▶ _Your objective_
Return each line of the material below verbatim, keeping the original order and changing nothing.

▶ _Data to process_
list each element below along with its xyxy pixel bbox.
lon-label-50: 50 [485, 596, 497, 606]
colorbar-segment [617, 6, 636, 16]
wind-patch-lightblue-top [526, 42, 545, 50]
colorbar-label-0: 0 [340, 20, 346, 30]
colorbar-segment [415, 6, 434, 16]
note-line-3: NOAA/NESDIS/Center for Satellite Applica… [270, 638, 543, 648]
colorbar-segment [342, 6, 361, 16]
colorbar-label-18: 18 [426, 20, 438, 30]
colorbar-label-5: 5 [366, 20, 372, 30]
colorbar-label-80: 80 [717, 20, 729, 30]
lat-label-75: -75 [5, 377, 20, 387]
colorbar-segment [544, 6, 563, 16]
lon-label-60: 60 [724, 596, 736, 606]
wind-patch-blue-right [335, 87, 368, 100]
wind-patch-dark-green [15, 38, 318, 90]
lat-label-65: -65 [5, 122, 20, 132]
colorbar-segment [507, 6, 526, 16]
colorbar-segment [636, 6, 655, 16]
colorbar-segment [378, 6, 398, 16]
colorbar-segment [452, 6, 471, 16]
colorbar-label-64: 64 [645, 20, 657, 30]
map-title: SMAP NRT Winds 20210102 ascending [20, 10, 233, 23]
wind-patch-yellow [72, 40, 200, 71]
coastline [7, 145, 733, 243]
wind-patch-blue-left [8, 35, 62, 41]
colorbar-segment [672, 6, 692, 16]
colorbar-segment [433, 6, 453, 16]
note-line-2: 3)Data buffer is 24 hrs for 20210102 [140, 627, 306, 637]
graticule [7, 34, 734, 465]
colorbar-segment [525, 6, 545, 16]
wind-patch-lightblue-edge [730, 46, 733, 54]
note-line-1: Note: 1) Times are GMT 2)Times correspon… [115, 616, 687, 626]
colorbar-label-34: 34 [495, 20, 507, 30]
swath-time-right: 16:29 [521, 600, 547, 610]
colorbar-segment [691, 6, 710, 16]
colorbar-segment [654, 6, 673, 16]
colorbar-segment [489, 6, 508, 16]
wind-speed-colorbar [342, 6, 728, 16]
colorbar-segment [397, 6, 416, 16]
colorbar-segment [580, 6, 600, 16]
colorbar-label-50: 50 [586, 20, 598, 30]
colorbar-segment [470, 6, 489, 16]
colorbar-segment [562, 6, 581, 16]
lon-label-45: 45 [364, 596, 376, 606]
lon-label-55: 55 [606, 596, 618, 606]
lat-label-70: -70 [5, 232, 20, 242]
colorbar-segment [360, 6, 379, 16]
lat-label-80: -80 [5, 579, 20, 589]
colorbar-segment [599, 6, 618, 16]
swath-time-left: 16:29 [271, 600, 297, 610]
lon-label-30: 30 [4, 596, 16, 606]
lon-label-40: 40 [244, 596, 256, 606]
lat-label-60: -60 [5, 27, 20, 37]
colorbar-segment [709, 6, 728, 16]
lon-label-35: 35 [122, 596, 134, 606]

▶ _Exercise output_
list each element below along with its xyxy pixel bbox.
lon-label-50: 50 [485, 596, 497, 606]
colorbar-segment [617, 6, 636, 16]
wind-patch-lightblue-top [526, 42, 545, 50]
colorbar-label-0: 0 [340, 20, 346, 30]
colorbar-segment [415, 6, 434, 16]
note-line-3: NOAA/NESDIS/Center for Satellite Applica… [270, 638, 543, 648]
colorbar-segment [342, 6, 361, 16]
colorbar-label-18: 18 [426, 20, 438, 30]
colorbar-label-5: 5 [366, 20, 372, 30]
colorbar-label-80: 80 [717, 20, 729, 30]
lat-label-75: -75 [5, 377, 20, 387]
colorbar-segment [544, 6, 563, 16]
lon-label-60: 60 [724, 596, 736, 606]
wind-patch-blue-right [335, 87, 368, 100]
wind-patch-dark-green [15, 38, 318, 90]
lat-label-65: -65 [5, 122, 20, 132]
colorbar-segment [507, 6, 526, 16]
colorbar-segment [636, 6, 655, 16]
colorbar-segment [378, 6, 398, 16]
colorbar-segment [452, 6, 471, 16]
colorbar-label-64: 64 [645, 20, 657, 30]
map-title: SMAP NRT Winds 20210102 ascending [20, 10, 233, 23]
wind-patch-yellow [72, 40, 200, 71]
coastline [7, 145, 733, 243]
wind-patch-blue-left [8, 35, 62, 41]
colorbar-segment [672, 6, 692, 16]
colorbar-segment [433, 6, 453, 16]
note-line-2: 3)Data buffer is 24 hrs for 20210102 [140, 627, 306, 637]
graticule [7, 34, 734, 465]
colorbar-segment [525, 6, 545, 16]
wind-patch-lightblue-edge [730, 46, 733, 54]
note-line-1: Note: 1) Times are GMT 2)Times correspon… [115, 616, 687, 626]
colorbar-label-34: 34 [495, 20, 507, 30]
swath-time-right: 16:29 [521, 600, 547, 610]
colorbar-segment [691, 6, 710, 16]
colorbar-segment [654, 6, 673, 16]
colorbar-segment [489, 6, 508, 16]
wind-speed-colorbar [342, 6, 728, 16]
colorbar-segment [397, 6, 416, 16]
colorbar-segment [580, 6, 600, 16]
colorbar-label-50: 50 [586, 20, 598, 30]
colorbar-segment [470, 6, 489, 16]
colorbar-segment [562, 6, 581, 16]
lon-label-45: 45 [364, 596, 376, 606]
lon-label-55: 55 [606, 596, 618, 606]
lat-label-70: -70 [5, 232, 20, 242]
colorbar-segment [360, 6, 379, 16]
lat-label-80: -80 [5, 579, 20, 589]
colorbar-segment [599, 6, 618, 16]
swath-time-left: 16:29 [271, 600, 297, 610]
lon-label-30: 30 [4, 596, 16, 606]
lon-label-40: 40 [244, 596, 256, 606]
lat-label-60: -60 [5, 27, 20, 37]
colorbar-segment [709, 6, 728, 16]
lon-label-35: 35 [122, 596, 134, 606]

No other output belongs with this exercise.